▶ **OBJETIVO DO EXERCÍCIO**
No texto sobre a prova da atividade rural, reescreva de forma mais breve o parágrafo que começa com "Os documentos apresentados em nome de terceiros", mantendo seus fatos principais.

▶ **TEXTO**

##############################

Registra-se que o início de prova material, consoante interpretação sistemática da lei, será feito mediante documentos que comprovem o exercício da atividade rural, devendo ser contemporâneos ao período de carência, ainda que parcialmente.

De outro modo, não há impedimento a que sejam considerados os documentos emitidos em período próximo ao controverso, desde que indiquem a continuidade da atividade rural.

Os documentos apresentados em nome de terceiros, sobretudo quando dos pais ou cônjuge, consubstanciam início de prova material do labor rural, de acordo com a Súmula n° 73, desta Corte, haja vista que o trabalho com base em uma única unidade produtiva tem como regra a documentação emitida em nome de uma única pessoa.

##############################

Listagens de elementos e regiões
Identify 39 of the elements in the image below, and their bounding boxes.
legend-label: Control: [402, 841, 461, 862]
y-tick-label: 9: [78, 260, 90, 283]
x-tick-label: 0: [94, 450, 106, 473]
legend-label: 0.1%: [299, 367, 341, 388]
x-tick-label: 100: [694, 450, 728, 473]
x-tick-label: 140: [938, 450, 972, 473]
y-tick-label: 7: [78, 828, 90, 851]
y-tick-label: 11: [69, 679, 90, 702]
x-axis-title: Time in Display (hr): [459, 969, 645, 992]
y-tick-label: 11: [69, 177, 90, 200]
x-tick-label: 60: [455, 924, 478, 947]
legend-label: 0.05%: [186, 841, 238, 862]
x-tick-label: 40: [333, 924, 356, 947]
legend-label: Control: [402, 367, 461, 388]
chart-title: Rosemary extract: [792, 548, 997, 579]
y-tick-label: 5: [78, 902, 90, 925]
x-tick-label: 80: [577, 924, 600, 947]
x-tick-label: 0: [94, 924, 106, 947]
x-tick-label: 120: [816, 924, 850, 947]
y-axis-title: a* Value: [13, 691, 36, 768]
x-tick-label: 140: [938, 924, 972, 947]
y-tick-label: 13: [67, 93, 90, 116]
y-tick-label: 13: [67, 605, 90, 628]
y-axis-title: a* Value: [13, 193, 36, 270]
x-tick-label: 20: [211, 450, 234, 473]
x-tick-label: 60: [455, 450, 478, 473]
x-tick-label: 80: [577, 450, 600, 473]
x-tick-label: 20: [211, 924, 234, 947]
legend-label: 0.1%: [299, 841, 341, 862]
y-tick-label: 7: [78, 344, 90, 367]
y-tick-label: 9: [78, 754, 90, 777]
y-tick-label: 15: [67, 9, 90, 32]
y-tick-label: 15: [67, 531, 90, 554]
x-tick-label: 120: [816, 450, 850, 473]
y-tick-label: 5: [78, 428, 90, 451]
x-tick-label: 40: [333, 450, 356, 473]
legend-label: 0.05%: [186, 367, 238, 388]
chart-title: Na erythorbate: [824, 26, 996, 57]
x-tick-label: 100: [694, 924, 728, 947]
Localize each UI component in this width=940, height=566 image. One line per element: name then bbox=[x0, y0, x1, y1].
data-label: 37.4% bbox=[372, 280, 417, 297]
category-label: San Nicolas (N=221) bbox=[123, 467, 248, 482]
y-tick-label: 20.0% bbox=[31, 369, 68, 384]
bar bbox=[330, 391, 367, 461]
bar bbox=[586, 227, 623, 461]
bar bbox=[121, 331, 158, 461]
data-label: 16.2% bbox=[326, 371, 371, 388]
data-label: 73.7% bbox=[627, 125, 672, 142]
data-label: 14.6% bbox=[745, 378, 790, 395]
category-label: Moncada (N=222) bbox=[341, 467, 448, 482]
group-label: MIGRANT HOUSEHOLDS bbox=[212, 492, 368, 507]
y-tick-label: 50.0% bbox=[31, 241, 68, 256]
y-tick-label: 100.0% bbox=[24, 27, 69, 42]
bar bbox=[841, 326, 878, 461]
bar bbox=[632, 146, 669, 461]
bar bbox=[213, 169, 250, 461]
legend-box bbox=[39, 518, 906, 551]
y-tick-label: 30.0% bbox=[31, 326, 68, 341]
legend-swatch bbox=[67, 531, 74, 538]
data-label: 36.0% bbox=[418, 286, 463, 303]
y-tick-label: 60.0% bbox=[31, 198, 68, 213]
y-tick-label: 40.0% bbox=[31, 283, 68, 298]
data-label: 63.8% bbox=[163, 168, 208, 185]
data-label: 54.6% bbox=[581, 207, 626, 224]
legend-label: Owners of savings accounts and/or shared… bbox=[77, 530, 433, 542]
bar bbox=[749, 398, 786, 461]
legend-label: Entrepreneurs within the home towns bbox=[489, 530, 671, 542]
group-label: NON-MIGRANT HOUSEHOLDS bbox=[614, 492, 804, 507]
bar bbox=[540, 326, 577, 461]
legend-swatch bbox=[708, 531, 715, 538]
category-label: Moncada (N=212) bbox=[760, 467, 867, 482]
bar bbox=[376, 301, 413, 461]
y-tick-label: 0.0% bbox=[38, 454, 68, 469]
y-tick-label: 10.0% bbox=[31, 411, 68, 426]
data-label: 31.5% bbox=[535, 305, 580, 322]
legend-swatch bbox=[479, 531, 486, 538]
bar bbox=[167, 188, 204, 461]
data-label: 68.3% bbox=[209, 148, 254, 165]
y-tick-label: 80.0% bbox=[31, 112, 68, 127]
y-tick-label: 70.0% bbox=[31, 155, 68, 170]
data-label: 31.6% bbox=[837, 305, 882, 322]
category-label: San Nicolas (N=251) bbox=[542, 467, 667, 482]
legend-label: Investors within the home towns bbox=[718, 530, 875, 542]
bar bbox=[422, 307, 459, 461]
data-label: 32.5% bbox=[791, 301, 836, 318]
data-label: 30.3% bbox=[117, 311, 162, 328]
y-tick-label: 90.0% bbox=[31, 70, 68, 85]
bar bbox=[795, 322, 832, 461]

##############################

▶ **A RESPOSTA**
Documentos em nome de terceiros, sobretudo dos pais ou do cônjuge, valem como início de prova material do trabalho rural, segundo a Súmula n° 73 desta Corte. Isso porque, no trabalho baseado em uma única unidade produtiva, a documentação costuma ser emitida em nome de uma só pessoa.